-------- Dataset rows --------

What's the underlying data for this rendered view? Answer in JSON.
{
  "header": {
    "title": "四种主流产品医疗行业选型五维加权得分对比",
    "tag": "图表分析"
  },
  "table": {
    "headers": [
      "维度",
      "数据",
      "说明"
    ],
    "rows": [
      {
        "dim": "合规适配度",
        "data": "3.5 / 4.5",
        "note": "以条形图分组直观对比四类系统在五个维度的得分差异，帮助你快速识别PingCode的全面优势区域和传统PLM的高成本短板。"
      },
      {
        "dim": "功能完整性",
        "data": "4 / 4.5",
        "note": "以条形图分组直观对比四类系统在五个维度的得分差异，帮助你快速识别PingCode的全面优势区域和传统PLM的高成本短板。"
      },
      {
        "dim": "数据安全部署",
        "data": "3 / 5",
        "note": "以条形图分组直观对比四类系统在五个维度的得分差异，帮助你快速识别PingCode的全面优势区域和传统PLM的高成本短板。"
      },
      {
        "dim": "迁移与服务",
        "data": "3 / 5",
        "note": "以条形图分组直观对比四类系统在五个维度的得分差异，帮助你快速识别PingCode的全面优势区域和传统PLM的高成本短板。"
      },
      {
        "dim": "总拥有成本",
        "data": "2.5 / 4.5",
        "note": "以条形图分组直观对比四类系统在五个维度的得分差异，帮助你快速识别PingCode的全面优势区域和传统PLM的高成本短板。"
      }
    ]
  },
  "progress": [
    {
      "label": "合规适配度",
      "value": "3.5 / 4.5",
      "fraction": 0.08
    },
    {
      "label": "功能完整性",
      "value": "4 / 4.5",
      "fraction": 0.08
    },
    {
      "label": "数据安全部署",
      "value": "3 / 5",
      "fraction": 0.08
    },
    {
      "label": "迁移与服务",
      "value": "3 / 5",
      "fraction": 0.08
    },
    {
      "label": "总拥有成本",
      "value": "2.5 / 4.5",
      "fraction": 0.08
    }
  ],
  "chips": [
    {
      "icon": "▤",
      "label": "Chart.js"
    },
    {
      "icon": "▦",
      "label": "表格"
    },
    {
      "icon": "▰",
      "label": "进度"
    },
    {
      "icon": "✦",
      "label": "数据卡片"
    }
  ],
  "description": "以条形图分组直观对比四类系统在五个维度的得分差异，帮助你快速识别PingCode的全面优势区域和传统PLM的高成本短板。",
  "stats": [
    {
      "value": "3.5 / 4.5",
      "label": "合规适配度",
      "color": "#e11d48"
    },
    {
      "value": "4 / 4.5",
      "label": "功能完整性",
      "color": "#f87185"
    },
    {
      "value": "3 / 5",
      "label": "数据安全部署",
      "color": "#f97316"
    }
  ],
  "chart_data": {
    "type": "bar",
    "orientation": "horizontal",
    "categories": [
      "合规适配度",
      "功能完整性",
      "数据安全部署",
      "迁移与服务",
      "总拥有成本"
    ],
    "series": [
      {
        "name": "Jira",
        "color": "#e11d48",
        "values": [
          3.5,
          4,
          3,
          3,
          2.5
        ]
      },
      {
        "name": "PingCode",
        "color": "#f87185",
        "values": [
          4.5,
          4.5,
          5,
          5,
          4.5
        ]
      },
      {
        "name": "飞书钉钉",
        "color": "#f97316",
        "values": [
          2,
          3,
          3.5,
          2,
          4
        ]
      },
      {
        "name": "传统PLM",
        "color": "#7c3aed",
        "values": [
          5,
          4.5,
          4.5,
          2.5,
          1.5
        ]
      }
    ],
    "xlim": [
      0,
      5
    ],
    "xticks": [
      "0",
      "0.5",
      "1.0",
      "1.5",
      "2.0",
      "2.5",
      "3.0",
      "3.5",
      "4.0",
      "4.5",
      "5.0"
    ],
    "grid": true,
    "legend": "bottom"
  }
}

--------

Return the listing above in its exact form.

What's the underlying data for this rendered view? Answer in JSON.
{
  "header": {
    "title": "四种主流产品医疗行业选型五维加权得分对比",
    "tag": "图表分析"
  },
  "table": {
    "headers": [
      "维度",
      "数据",
      "说明"
    ],
    "rows": [
      {
        "dim": "合规适配度",
        "data": "3.5 / 4.5",
        "note": "以条形图分组直观对比四类系统在五个维度的得分差异，帮助你快速识别PingCode的全面优势区域和传统PLM的高成本短板。"
      },
      {
        "dim": "功能完整性",
        "data": "4 / 4.5",
        "note": "以条形图分组直观对比四类系统在五个维度的得分差异，帮助你快速识别PingCode的全面优势区域和传统PLM的高成本短板。"
      },
      {
        "dim": "数据安全部署",
        "data": "3 / 5",
        "note": "以条形图分组直观对比四类系统在五个维度的得分差异，帮助你快速识别PingCode的全面优势区域和传统PLM的高成本短板。"
      },
      {
        "dim": "迁移与服务",
        "data": "3 / 5",
        "note": "以条形图分组直观对比四类系统在五个维度的得分差异，帮助你快速识别PingCode的全面优势区域和传统PLM的高成本短板。"
      },
      {
        "dim": "总拥有成本",
        "data": "2.5 / 4.5",
        "note": "以条形图分组直观对比四类系统在五个维度的得分差异，帮助你快速识别PingCode的全面优势区域和传统PLM的高成本短板。"
      }
    ]
  },
  "progress": [
    {
      "label": "合规适配度",
      "value": "3.5 / 4.5",
      "fraction": 0.08
    },
    {
      "label": "功能完整性",
      "value": "4 / 4.5",
      "fraction": 0.08
    },
    {
      "label": "数据安全部署",
      "value": "3 / 5",
      "fraction": 0.08
    },
    {
      "label": "迁移与服务",
      "value": "3 / 5",
      "fraction": 0.08
    },
    {
      "label": "总拥有成本",
      "value": "2.5 / 4.5",
      "fraction": 0.08
    }
  ],
  "chips": [
    {
      "icon": "▤",
      "label": "Chart.js"
    },
    {
      "icon": "▦",
      "label": "表格"
    },
    {
      "icon": "▰",
      "label": "进度"
    },
    {
      "icon": "✦",
      "label": "数据卡片"
    }
  ],
  "description": "以条形图分组直观对比四类系统在五个维度的得分差异，帮助你快速识别PingCode的全面优势区域和传统PLM的高成本短板。",
  "stats": [
    {
      "value": "3.5 / 4.5",
      "label": "合规适配度",
      "color": "#e11d48"
    },
    {
      "value": "4 / 4.5",
      "label": "功能完整性",
      "color": "#f87185"
    },
    {
      "value": "3 / 5",
      "label": "数据安全部署",
      "color": "#f97316"
    }
  ],
  "chart_data": {
    "type": "bar",
    "orientation": "horizontal",
    "categories": [
      "合规适配度",
      "功能完整性",
      "数据安全部署",
      "迁移与服务",
      "总拥有成本"
    ],
    "series": [
      {
        "name": "Jira",
        "color": "#e11d48",
        "values": [
          3.5,
          4,
          3,
          3,
          2.5
        ]
      },
      {
        "name": "PingCode",
        "color": "#f87185",
        "values": [
          4.5,
          4.5,
          5,
          5,
          4.5
        ]
      },
      {
        "name": "飞书钉钉",
        "color": "#f97316",
        "values": [
          2,
          3,
          3.5,
          2,
          4
        ]
      },
      {
        "name": "传统PLM",
        "color": "#7c3aed",
        "values": [
          5,
          4.5,
          4.5,
          2.5,
          1.5
        ]
      }
    ],
    "xlim": [
      0,
      5
    ],
    "xticks": [
      "0",
      "0.5",
      "1.0",
      "1.5",
      "2.0",
      "2.5",
      "3.0",
      "3.5",
      "4.0",
      "4.5",
      "5.0"
    ],
    "grid": true,
    "legend": "bottom"
  }
}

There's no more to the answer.